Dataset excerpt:
┌──

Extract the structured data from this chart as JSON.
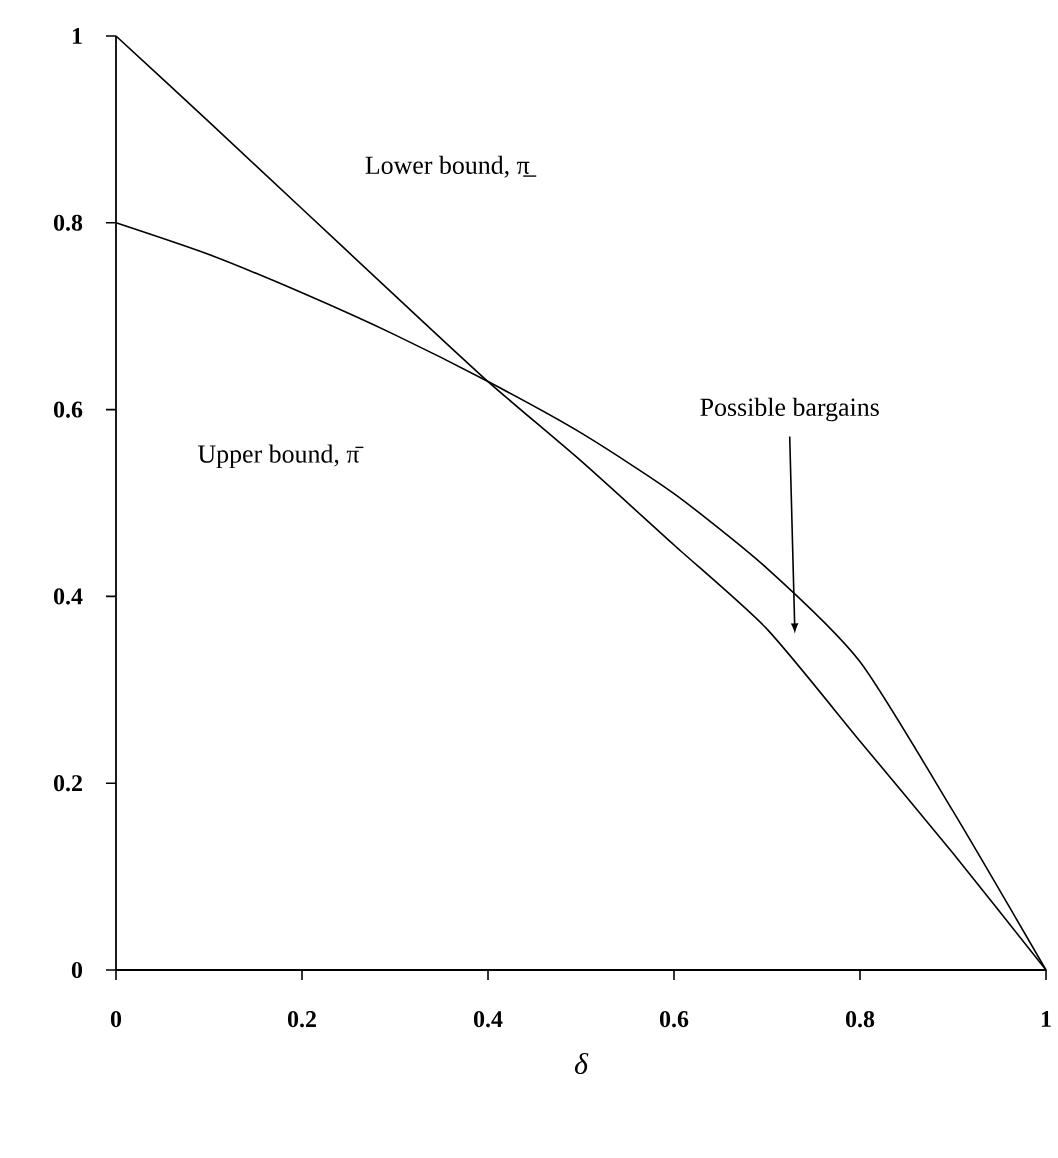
{
  "chart_data": {
    "type": "line",
    "xlabel": "δ",
    "x": [
      0,
      0.1,
      0.2,
      0.3,
      0.4,
      0.5,
      0.6,
      0.7,
      0.8,
      0.9,
      1
    ],
    "series": [
      {
        "color": "#000000",
        "values": [
          1,
          0.908,
          0.815,
          0.722,
          0.63,
          0.545,
          0.455,
          0.365,
          0.245,
          0.125,
          0
        ]
      },
      {
        "color": "#000000",
        "values": [
          0.8,
          0.766,
          0.725,
          0.68,
          0.63,
          0.575,
          0.51,
          0.43,
          0.33,
          0.17,
          0
        ]
      }
    ],
    "annotations": [
      "Lower bound, π̲",
      "Upper bound, π̄",
      "Possible bargains"
    ],
    "xlim": [
      0,
      1
    ],
    "ylim": [
      0,
      1
    ],
    "xticks": [
      0,
      0.2,
      0.4,
      0.6,
      0.8,
      1
    ],
    "yticks": [
      0,
      0.2,
      0.4,
      0.6,
      0.8,
      1
    ],
    "grid": false,
    "marker": "none",
    "line_style": "solid"
  }
}
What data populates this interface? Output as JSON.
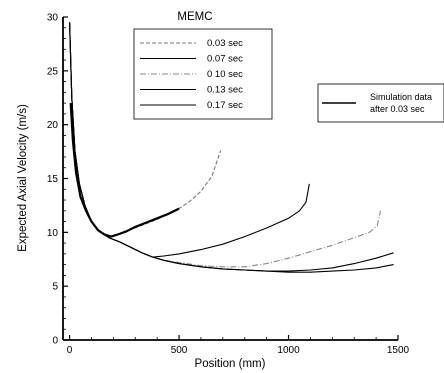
{
  "chart_data": {
    "type": "line",
    "title": "MEMC",
    "xlabel": "Position (mm)",
    "ylabel": "Expected Axial Velocity (m/s)",
    "xlim": [
      -30,
      1500
    ],
    "ylim": [
      0,
      30
    ],
    "xticks": [
      0,
      500,
      1000,
      1500
    ],
    "yticks": [
      0,
      5,
      10,
      15,
      20,
      25,
      30
    ],
    "xtick_labels": [
      "0",
      "500",
      "1000",
      "1500"
    ],
    "ytick_labels": [
      "0",
      "5",
      "10",
      "15",
      "20",
      "25",
      "30"
    ],
    "grid": false,
    "legend_position": "top-center",
    "series": [
      {
        "name": "0.03 sec",
        "color": "#777777",
        "dash": "4,2",
        "x": [
          0,
          10,
          25,
          45,
          70,
          100,
          140,
          180,
          220,
          260,
          300,
          350,
          400,
          450,
          500,
          550,
          600,
          650,
          690
        ],
        "y": [
          29.5,
          22.5,
          17.5,
          14.5,
          12.5,
          11,
          10,
          9.6,
          9.8,
          10.1,
          10.4,
          10.8,
          11.2,
          11.7,
          12.2,
          12.9,
          13.8,
          15.2,
          17.6
        ]
      },
      {
        "name": "0.07 sec",
        "color": "#000000",
        "dash": "",
        "x": [
          0,
          10,
          25,
          45,
          70,
          100,
          140,
          180,
          230,
          280,
          330,
          380,
          430,
          500,
          600,
          700,
          800,
          900,
          1000,
          1050,
          1080,
          1095
        ],
        "y": [
          29.5,
          22.5,
          17.5,
          14.5,
          12.5,
          11,
          10,
          9.5,
          9.1,
          8.6,
          8.1,
          7.7,
          7.8,
          8,
          8.4,
          8.9,
          9.6,
          10.4,
          11.3,
          12,
          12.8,
          14.5
        ]
      },
      {
        "name": "0 10 sec",
        "color": "#888888",
        "dash": "6,2,1,2",
        "x": [
          0,
          10,
          25,
          45,
          70,
          100,
          140,
          180,
          230,
          280,
          330,
          380,
          430,
          500,
          600,
          700,
          800,
          900,
          1000,
          1100,
          1200,
          1300,
          1370,
          1405,
          1420
        ],
        "y": [
          29.5,
          22.5,
          17.5,
          14.5,
          12.5,
          11,
          10,
          9.5,
          9.1,
          8.6,
          8.1,
          7.7,
          7.4,
          7.2,
          6.9,
          6.8,
          6.8,
          7.1,
          7.6,
          8.2,
          8.8,
          9.5,
          10,
          10.6,
          12
        ]
      },
      {
        "name": "0.13 sec",
        "color": "#000000",
        "dash": "",
        "x": [
          0,
          10,
          25,
          45,
          70,
          100,
          140,
          180,
          230,
          280,
          330,
          380,
          430,
          500,
          600,
          700,
          800,
          900,
          1000,
          1100,
          1200,
          1300,
          1400,
          1480
        ],
        "y": [
          29.5,
          22.5,
          17.5,
          14.5,
          12.5,
          11,
          10,
          9.5,
          9.1,
          8.6,
          8.1,
          7.7,
          7.4,
          7.1,
          6.8,
          6.6,
          6.5,
          6.4,
          6.4,
          6.5,
          6.7,
          7.1,
          7.6,
          8.1
        ]
      },
      {
        "name": "0.17 sec",
        "color": "#000000",
        "dash": "",
        "x": [
          0,
          10,
          25,
          45,
          70,
          100,
          140,
          180,
          230,
          280,
          330,
          380,
          430,
          500,
          600,
          700,
          800,
          900,
          1000,
          1100,
          1200,
          1300,
          1400,
          1480
        ],
        "y": [
          29.5,
          22.5,
          17.5,
          14.5,
          12.5,
          11,
          10,
          9.5,
          9.1,
          8.6,
          8.1,
          7.7,
          7.4,
          7.1,
          6.8,
          6.6,
          6.5,
          6.4,
          6.3,
          6.3,
          6.4,
          6.5,
          6.7,
          7
        ]
      },
      {
        "name": "Simulation data after 0.03 sec",
        "color": "#000000",
        "dash": "",
        "x": [
          5,
          15,
          30,
          50,
          75,
          100,
          130,
          160,
          190,
          220,
          260,
          300,
          350,
          400,
          450,
          500
        ],
        "y": [
          22,
          18.5,
          15.5,
          13.3,
          12,
          11,
          10.2,
          9.8,
          9.6,
          9.8,
          10.1,
          10.5,
          10.9,
          11.3,
          11.7,
          12.2
        ]
      }
    ],
    "legend_entries": [
      "0.03 sec",
      "0.07 sec",
      "0 10 sec",
      "0.13 sec",
      "0.17 sec"
    ],
    "annotation": {
      "line1": "Simulation data",
      "line2": "after 0.03 sec"
    }
  }
}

└──

Each line with the string "this" in it needs to be found and copied.

## Result
Extract the structured data from this chart as JSON.
What data populates this interface? Output as JSON.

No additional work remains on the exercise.